Determine how many lines include the word "Smart", then give that number and nothing more.

:: RECORDS PROVIDED

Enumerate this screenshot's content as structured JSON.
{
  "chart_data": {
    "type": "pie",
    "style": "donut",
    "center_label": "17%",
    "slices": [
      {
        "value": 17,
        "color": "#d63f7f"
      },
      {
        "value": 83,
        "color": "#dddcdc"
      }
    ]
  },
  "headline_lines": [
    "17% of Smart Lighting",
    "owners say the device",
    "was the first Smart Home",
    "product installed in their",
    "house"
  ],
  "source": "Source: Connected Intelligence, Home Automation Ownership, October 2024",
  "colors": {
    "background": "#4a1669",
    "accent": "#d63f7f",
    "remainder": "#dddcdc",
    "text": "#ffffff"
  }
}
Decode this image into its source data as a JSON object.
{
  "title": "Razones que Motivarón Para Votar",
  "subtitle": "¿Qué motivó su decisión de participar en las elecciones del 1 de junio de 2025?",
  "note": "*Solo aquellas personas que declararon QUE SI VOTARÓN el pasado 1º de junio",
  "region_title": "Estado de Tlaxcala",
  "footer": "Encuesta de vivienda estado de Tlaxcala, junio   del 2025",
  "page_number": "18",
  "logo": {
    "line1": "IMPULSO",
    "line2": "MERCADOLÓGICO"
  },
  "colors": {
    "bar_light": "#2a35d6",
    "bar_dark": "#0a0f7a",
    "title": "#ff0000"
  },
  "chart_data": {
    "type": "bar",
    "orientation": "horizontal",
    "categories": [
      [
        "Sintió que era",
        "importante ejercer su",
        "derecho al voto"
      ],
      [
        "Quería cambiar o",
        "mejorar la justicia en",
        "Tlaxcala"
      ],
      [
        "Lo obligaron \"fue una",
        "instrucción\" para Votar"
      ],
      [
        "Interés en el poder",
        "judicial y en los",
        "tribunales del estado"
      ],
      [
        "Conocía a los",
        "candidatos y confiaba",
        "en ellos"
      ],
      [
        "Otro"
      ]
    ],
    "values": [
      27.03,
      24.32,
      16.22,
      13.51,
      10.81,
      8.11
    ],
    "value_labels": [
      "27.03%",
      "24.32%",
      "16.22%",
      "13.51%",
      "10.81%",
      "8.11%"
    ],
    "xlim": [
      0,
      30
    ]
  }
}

::::

## SOLUTION TO THIS EXERCISE
2